DATA SECTION –
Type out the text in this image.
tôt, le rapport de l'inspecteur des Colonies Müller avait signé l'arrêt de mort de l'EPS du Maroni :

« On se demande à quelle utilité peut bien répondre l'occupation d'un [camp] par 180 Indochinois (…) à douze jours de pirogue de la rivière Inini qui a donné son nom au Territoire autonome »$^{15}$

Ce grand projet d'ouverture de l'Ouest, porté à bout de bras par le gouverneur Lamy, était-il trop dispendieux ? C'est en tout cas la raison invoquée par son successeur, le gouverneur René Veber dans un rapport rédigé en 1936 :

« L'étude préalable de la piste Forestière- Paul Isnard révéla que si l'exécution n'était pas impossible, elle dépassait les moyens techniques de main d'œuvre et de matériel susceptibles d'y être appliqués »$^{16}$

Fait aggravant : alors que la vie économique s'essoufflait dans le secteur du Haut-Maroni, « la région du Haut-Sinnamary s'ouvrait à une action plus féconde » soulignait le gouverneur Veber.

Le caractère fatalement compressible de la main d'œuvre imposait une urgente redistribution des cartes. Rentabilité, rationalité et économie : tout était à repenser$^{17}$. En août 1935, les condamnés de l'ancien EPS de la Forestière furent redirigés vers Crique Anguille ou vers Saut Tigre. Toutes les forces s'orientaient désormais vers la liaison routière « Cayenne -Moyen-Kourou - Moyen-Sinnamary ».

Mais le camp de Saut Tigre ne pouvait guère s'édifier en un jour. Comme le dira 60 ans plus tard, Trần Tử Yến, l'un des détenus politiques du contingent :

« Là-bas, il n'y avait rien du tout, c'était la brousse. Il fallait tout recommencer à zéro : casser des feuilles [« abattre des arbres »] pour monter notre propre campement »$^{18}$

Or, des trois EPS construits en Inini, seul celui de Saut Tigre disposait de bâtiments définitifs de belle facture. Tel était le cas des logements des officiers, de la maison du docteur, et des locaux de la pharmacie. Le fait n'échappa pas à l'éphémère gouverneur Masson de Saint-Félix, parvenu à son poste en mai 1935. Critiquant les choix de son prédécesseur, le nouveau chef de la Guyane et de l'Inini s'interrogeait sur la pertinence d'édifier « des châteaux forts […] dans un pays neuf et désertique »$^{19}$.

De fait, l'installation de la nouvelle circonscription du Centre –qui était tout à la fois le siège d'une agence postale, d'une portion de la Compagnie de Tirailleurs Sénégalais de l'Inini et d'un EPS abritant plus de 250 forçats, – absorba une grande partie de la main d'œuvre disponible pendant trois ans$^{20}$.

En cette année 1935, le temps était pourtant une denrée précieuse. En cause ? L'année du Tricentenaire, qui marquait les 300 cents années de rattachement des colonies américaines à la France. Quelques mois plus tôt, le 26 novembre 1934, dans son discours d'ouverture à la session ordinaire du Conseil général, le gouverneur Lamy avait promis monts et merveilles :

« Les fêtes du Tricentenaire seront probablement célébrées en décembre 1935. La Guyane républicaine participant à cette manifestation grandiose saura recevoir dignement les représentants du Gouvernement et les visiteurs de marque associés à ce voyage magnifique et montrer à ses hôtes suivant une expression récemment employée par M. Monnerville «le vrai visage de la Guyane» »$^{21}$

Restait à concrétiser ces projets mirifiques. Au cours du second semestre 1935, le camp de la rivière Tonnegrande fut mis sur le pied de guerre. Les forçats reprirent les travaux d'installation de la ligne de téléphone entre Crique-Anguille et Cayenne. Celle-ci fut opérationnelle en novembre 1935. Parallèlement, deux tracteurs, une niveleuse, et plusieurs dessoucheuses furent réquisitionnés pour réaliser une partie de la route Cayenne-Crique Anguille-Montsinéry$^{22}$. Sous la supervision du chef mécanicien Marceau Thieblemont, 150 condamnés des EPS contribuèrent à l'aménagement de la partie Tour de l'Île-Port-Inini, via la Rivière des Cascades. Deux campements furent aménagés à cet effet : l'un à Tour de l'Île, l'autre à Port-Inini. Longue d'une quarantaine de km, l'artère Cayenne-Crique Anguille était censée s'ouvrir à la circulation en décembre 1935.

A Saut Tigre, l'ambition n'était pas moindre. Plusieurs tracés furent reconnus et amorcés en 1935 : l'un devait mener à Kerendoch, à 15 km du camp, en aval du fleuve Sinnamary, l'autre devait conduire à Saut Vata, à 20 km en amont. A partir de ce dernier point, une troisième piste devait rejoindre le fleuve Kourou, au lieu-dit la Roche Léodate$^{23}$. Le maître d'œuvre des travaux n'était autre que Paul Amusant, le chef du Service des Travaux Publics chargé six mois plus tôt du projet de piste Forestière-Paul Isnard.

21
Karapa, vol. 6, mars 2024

REQUIRED WORK –
Copy out each record from above, exactly.

FULL OUTPUT –
Type out the text in this image.
tôt, le rapport de l'inspecteur des Colonies Müller avait signé l'arrêt de mort de l'EPS du Maroni :

« On se demande à quelle utilité peut bien répondre l'occupation d'un [camp] par 180 Indochinois (…) à douze jours de pirogue de la rivière Inini qui a donné son nom au Territoire autonome »$^{15}$

Ce grand projet d'ouverture de l'Ouest, porté à bout de bras par le gouverneur Lamy, était-il trop dispendieux ? C'est en tout cas la raison invoquée par son successeur, le gouverneur René Veber dans un rapport rédigé en 1936 :

« L'étude préalable de la piste Forestière- Paul Isnard révéla que si l'exécution n'était pas impossible, elle dépassait les moyens techniques de main d'œuvre et de matériel susceptibles d'y être appliqués »$^{16}$

Fait aggravant : alors que la vie économique s'essoufflait dans le secteur du Haut-Maroni, « la région du Haut-Sinnamary s'ouvrait à une action plus féconde » soulignait le gouverneur Veber.

Le caractère fatalement compressible de la main d'œuvre imposait une urgente redistribution des cartes. Rentabilité, rationalité et économie : tout était à repenser$^{17}$. En août 1935, les condamnés de l'ancien EPS de la Forestière furent redirigés vers Crique Anguille ou vers Saut Tigre. Toutes les forces s'orientaient désormais vers la liaison routière « Cayenne -Moyen-Kourou - Moyen-Sinnamary ».

Mais le camp de Saut Tigre ne pouvait guère s'édifier en un jour. Comme le dira 60 ans plus tard, Trần Tử Yến, l'un des détenus politiques du contingent :

« Là-bas, il n'y avait rien du tout, c'était la brousse. Il fallait tout recommencer à zéro : casser des feuilles [« abattre des arbres »] pour monter notre propre campement »$^{18}$

Or, des trois EPS construits en Inini, seul celui de Saut Tigre disposait de bâtiments définitifs de belle facture. Tel était le cas des logements des officiers, de la maison du docteur, et des locaux de la pharmacie. Le fait n'échappa pas à l'éphémère gouverneur Masson de Saint-Félix, parvenu à son poste en mai 1935. Critiquant les choix de son prédécesseur, le nouveau chef de la Guyane et de l'Inini s'interrogeait sur la pertinence d'édifier « des châteaux forts […] dans un pays neuf et désertique »$^{19}$.

De fait, l'installation de la nouvelle circonscription du Centre –qui était tout à la fois le siège d'une agence postale, d'une portion de la Compagnie de Tirailleurs Sénégalais de l'Inini et d'un EPS abritant plus de 250 forçats, – absorba une grande partie de la main d'œuvre disponible pendant trois ans$^{20}$.

En cette année 1935, le temps était pourtant une denrée précieuse. En cause ? L'année du Tricentenaire, qui marquait les 300 cents années de rattachement des colonies américaines à la France. Quelques mois plus tôt, le 26 novembre 1934, dans son discours d'ouverture à la session ordinaire du Conseil général, le gouverneur Lamy avait promis monts et merveilles :

« Les fêtes du Tricentenaire seront probablement célébrées en décembre 1935. La Guyane républicaine participant à cette manifestation grandiose saura recevoir dignement les représentants du Gouvernement et les visiteurs de marque associés à ce voyage magnifique et montrer à ses hôtes suivant une expression récemment employée par M. Monnerville «le vrai visage de la Guyane» »$^{21}$

Restait à concrétiser ces projets mirifiques. Au cours du second semestre 1935, le camp de la rivière Tonnegrande fut mis sur le pied de guerre. Les forçats reprirent les travaux d'installation de la ligne de téléphone entre Crique-Anguille et Cayenne. Celle-ci fut opérationnelle en novembre 1935. Parallèlement, deux tracteurs, une niveleuse, et plusieurs dessoucheuses furent réquisitionnés pour réaliser une partie de la route Cayenne-Crique Anguille-Montsinéry$^{22}$. Sous la supervision du chef mécanicien Marceau Thieblemont, 150 condamnés des EPS contribuèrent à l'aménagement de la partie Tour de l'Île-Port-Inini, via la Rivière des Cascades. Deux campements furent aménagés à cet effet : l'un à Tour de l'Île, l'autre à Port-Inini. Longue d'une quarantaine de km, l'artère Cayenne-Crique Anguille était censée s'ouvrir à la circulation en décembre 1935.

A Saut Tigre, l'ambition n'était pas moindre. Plusieurs tracés furent reconnus et amorcés en 1935 : l'un devait mener à Kerendoch, à 15 km du camp, en aval du fleuve Sinnamary, l'autre devait conduire à Saut Vata, à 20 km en amont. A partir de ce dernier point, une troisième piste devait rejoindre le fleuve Kourou, au lieu-dit la Roche Léodate$^{23}$. Le maître d'œuvre des travaux n'était autre que Paul Amusant, le chef du Service des Travaux Publics chargé six mois plus tôt du projet de piste Forestière-Paul Isnard.

21
Karapa, vol. 6, mars 2024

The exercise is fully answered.